EXERCISE: Copy the items verbatim from their first line through the line containing "- step-label: 已申请: [46, 604, 79, 617]", including both ends.

EXERCISE MATERIAL:
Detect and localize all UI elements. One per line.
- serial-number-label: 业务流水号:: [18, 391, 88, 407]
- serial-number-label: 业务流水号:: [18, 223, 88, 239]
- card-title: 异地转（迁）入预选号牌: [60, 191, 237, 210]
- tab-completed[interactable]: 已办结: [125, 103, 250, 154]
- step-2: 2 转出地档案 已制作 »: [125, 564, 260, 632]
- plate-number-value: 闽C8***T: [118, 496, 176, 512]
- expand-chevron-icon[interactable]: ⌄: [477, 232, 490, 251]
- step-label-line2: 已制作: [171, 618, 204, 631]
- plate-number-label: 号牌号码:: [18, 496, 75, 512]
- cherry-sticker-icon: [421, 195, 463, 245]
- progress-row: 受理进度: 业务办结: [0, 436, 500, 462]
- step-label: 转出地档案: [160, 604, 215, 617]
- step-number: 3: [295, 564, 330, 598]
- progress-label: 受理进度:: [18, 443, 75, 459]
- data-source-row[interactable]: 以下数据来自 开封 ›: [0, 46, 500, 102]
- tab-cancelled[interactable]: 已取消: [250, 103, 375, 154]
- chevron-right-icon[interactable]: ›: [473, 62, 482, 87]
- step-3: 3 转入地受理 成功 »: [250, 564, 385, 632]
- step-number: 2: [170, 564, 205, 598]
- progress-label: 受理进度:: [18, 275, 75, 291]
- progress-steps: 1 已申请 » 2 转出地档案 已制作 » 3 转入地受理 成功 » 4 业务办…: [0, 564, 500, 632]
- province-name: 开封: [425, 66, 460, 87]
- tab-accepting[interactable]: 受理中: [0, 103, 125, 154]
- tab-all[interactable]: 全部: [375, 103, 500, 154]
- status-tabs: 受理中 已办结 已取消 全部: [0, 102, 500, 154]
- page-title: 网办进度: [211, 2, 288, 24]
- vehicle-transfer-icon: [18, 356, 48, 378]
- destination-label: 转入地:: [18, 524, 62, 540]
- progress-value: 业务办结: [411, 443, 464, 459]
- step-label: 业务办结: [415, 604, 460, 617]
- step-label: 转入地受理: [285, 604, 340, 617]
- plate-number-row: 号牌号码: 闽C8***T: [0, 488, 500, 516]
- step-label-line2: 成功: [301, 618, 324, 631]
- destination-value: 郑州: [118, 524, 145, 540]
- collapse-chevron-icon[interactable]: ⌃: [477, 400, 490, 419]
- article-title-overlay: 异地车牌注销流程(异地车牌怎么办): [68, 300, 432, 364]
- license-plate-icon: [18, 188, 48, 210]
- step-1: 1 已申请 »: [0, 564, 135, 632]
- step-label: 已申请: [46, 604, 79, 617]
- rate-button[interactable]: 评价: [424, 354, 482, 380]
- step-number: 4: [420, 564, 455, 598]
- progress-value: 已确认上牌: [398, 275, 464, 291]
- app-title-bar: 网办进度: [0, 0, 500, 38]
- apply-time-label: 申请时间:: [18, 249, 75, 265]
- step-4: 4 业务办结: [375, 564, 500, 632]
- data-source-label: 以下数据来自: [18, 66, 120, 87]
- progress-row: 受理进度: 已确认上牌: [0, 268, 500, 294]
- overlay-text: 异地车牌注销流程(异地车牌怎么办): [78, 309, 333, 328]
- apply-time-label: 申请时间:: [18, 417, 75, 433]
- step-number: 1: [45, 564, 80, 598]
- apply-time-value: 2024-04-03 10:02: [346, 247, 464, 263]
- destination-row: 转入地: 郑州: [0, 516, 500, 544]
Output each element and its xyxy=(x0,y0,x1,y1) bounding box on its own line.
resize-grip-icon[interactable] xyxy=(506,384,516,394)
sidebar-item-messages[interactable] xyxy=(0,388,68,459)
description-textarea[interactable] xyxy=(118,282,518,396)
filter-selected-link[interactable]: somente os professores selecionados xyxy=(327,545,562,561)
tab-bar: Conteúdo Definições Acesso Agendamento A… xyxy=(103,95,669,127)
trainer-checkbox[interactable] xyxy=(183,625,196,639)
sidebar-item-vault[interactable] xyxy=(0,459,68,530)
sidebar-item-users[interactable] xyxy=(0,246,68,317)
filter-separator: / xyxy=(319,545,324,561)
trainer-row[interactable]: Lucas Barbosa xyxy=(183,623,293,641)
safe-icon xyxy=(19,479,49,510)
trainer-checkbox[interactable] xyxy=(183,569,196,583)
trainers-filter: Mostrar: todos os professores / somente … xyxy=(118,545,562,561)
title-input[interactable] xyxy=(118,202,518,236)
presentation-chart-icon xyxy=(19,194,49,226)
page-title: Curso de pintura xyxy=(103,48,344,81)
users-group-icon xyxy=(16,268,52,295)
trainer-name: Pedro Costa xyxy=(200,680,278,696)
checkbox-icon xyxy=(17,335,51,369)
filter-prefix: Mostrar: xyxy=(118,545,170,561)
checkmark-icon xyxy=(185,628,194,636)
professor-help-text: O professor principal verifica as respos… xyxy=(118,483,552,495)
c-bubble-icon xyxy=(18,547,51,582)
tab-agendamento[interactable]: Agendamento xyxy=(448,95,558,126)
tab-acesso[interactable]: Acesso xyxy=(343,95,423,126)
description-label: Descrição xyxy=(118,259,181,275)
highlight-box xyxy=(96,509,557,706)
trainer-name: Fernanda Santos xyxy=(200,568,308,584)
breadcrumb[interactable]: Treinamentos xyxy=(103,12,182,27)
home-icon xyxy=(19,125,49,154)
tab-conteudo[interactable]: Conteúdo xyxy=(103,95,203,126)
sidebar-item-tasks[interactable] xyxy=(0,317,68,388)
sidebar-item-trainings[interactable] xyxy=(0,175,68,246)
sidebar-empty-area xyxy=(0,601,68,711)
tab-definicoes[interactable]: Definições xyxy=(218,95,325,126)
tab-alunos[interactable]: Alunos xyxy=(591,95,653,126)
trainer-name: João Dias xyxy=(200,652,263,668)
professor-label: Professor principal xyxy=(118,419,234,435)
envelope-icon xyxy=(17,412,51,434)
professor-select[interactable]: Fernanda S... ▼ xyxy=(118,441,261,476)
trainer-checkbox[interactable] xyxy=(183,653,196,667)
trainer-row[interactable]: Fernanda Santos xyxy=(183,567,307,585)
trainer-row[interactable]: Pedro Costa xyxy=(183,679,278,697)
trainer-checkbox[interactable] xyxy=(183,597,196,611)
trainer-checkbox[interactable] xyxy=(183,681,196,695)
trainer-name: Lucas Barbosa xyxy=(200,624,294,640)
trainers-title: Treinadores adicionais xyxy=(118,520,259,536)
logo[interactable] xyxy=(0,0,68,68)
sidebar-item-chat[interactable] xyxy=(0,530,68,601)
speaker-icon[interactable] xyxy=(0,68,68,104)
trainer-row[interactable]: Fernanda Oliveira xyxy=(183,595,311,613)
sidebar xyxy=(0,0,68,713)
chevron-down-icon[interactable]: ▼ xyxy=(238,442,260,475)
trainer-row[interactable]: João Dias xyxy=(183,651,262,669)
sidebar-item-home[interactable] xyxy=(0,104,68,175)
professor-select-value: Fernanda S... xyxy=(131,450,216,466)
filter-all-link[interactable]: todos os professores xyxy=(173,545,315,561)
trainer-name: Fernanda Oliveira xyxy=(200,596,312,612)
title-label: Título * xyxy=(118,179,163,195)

PROBLEM SOLUTION:
Detect and localize all UI elements. One per line.
- serial-number-label: 业务流水号:: [18, 391, 88, 407]
- serial-number-label: 业务流水号:: [18, 223, 88, 239]
- card-title: 异地转（迁）入预选号牌: [60, 191, 237, 210]
- tab-completed[interactable]: 已办结: [125, 103, 250, 154]
- step-2: 2 转出地档案 已制作 »: [125, 564, 260, 632]
- plate-number-value: 闽C8***T: [118, 496, 176, 512]
- expand-chevron-icon[interactable]: ⌄: [477, 232, 490, 251]
- step-label-line2: 已制作: [171, 618, 204, 631]
- plate-number-label: 号牌号码:: [18, 496, 75, 512]
- cherry-sticker-icon: [421, 195, 463, 245]
- progress-row: 受理进度: 业务办结: [0, 436, 500, 462]
- step-label: 转出地档案: [160, 604, 215, 617]
- step-number: 3: [295, 564, 330, 598]
- progress-label: 受理进度:: [18, 443, 75, 459]
- data-source-row[interactable]: 以下数据来自 开封 ›: [0, 46, 500, 102]
- tab-cancelled[interactable]: 已取消: [250, 103, 375, 154]
- chevron-right-icon[interactable]: ›: [473, 62, 482, 87]
- step-3: 3 转入地受理 成功 »: [250, 564, 385, 632]
- step-number: 2: [170, 564, 205, 598]
- progress-label: 受理进度:: [18, 275, 75, 291]
- progress-steps: 1 已申请 » 2 转出地档案 已制作 » 3 转入地受理 成功 » 4 业务办…: [0, 564, 500, 632]
- province-name: 开封: [425, 66, 460, 87]
- tab-accepting[interactable]: 受理中: [0, 103, 125, 154]
- tab-all[interactable]: 全部: [375, 103, 500, 154]
- status-tabs: 受理中 已办结 已取消 全部: [0, 102, 500, 154]
- page-title: 网办进度: [211, 2, 288, 24]
- vehicle-transfer-icon: [18, 356, 48, 378]
- destination-label: 转入地:: [18, 524, 62, 540]
- progress-value: 业务办结: [411, 443, 464, 459]
- step-label: 业务办结: [415, 604, 460, 617]
- step-label: 转入地受理: [285, 604, 340, 617]
- plate-number-row: 号牌号码: 闽C8***T: [0, 488, 500, 516]
- step-label-line2: 成功: [301, 618, 324, 631]
- destination-value: 郑州: [118, 524, 145, 540]
- collapse-chevron-icon[interactable]: ⌃: [477, 400, 490, 419]
- article-title-overlay: 异地车牌注销流程(异地车牌怎么办): [68, 300, 432, 364]
- license-plate-icon: [18, 188, 48, 210]
- step-1: 1 已申请 »: [0, 564, 135, 632]
- step-label: 已申请: [46, 604, 79, 617]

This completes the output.